Material for this task =
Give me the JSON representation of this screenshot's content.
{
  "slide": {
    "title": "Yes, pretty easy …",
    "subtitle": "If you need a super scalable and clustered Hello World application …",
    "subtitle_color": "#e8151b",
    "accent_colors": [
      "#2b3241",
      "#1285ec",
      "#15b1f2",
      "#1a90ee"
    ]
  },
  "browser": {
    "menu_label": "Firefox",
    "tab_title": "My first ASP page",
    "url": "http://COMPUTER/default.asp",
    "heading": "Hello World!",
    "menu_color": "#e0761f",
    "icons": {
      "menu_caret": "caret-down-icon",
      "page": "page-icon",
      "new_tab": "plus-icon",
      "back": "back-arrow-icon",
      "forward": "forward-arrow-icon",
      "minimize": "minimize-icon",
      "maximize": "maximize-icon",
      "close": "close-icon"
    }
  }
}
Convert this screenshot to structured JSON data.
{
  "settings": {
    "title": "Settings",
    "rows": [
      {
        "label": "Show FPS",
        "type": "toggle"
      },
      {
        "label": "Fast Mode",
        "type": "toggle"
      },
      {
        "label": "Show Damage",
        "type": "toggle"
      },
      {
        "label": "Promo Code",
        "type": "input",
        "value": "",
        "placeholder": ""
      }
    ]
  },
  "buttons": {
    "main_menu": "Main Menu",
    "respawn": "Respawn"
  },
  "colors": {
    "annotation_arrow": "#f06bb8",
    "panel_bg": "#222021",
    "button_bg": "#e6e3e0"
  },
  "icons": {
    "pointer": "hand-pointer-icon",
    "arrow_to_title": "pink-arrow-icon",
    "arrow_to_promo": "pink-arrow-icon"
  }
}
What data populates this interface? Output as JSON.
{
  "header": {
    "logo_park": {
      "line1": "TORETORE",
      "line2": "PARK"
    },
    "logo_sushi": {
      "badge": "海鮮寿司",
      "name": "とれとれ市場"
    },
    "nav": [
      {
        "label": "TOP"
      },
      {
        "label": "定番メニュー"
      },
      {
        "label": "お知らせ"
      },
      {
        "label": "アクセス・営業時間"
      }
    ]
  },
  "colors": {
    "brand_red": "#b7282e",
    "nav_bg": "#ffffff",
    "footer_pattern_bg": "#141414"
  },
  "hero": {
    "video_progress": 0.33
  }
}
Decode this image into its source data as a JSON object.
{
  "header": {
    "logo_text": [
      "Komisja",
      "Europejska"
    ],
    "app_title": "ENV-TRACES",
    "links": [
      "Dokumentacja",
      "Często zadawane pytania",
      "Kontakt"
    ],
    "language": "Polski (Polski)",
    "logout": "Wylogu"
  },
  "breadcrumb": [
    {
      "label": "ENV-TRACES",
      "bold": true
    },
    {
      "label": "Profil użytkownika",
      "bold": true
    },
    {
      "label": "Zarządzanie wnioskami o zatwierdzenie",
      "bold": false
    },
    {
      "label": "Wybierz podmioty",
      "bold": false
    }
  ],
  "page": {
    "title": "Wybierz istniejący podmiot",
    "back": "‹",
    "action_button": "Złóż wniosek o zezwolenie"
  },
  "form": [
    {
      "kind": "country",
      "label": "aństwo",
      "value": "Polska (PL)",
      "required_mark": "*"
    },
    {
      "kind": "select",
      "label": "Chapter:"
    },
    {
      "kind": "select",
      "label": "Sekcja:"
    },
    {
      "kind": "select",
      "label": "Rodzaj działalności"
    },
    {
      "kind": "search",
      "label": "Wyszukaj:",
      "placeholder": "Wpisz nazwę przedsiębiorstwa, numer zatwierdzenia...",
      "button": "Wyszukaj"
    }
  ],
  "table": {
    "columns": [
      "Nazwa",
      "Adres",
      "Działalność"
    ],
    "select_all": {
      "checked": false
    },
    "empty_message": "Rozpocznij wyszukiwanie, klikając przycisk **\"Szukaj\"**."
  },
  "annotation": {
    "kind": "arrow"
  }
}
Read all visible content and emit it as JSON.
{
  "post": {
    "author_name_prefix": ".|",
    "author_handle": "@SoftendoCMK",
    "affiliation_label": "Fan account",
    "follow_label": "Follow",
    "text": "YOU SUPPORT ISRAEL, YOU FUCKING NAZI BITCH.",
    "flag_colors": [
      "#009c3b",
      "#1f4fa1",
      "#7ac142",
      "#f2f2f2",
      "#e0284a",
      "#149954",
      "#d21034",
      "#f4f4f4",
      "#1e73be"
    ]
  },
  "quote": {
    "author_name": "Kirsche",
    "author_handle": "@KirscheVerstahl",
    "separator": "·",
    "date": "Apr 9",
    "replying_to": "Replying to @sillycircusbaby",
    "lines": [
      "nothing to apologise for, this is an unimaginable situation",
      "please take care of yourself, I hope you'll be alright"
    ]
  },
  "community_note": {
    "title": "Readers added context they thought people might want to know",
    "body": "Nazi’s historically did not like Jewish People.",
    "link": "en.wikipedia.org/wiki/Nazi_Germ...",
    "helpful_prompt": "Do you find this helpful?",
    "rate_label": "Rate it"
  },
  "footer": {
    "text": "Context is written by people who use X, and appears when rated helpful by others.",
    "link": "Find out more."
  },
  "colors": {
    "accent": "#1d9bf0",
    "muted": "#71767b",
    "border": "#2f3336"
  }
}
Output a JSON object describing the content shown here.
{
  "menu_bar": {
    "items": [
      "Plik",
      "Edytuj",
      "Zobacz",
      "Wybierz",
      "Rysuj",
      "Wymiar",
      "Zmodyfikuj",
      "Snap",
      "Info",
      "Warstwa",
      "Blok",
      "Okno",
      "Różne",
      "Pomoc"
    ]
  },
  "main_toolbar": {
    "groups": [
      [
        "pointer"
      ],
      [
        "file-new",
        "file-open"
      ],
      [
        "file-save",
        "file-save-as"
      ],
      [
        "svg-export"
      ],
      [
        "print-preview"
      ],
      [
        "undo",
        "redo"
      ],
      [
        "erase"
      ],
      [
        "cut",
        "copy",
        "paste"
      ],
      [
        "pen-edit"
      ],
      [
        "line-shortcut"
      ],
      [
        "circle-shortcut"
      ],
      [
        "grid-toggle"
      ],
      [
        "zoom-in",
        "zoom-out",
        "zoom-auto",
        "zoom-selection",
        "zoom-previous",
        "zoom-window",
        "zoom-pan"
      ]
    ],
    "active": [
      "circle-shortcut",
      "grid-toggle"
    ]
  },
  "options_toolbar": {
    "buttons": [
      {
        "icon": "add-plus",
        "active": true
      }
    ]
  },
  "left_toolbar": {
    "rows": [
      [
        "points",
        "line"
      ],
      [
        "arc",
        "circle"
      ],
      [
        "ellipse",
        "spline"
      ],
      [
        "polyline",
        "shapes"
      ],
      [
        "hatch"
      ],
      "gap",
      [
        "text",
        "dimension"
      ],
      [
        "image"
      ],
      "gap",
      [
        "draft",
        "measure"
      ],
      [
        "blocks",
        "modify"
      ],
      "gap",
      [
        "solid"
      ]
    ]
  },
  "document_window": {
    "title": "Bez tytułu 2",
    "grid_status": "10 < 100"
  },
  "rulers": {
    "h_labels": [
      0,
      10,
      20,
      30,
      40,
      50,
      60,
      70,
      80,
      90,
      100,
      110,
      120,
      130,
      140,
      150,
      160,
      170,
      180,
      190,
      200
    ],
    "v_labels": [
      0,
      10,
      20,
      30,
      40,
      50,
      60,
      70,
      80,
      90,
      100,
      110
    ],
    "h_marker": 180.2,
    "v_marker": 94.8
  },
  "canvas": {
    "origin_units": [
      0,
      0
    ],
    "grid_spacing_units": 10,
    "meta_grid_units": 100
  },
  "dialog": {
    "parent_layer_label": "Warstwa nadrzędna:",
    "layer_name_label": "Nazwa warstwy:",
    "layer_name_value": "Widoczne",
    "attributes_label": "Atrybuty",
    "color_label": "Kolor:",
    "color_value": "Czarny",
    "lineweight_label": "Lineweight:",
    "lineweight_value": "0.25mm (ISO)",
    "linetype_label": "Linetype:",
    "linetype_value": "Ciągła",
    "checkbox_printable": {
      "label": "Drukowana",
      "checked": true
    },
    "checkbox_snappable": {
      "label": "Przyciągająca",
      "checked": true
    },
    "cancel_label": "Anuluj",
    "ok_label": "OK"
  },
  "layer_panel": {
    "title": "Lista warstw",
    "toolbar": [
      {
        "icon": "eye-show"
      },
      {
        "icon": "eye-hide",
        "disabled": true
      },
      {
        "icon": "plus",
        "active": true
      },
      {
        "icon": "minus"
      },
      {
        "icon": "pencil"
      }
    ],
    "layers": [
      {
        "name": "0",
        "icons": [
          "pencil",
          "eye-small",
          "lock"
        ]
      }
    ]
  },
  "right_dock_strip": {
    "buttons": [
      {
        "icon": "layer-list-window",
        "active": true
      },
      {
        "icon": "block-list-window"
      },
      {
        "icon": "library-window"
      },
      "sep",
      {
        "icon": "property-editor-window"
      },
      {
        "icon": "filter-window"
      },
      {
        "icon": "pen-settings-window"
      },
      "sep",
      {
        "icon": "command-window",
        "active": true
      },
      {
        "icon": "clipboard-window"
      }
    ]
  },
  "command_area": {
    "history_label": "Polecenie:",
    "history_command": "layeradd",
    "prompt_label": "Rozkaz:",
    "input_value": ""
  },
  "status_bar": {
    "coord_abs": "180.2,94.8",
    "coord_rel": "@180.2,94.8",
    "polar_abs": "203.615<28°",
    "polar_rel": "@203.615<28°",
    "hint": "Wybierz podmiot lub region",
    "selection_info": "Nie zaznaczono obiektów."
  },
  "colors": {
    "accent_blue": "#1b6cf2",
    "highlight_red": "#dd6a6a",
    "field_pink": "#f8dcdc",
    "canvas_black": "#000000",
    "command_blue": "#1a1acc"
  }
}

What to produce = Pull out all lines containing "object".

Task solution =
Decode this image into its source data as a JSON object.
Output a JSON object describing the content shown here.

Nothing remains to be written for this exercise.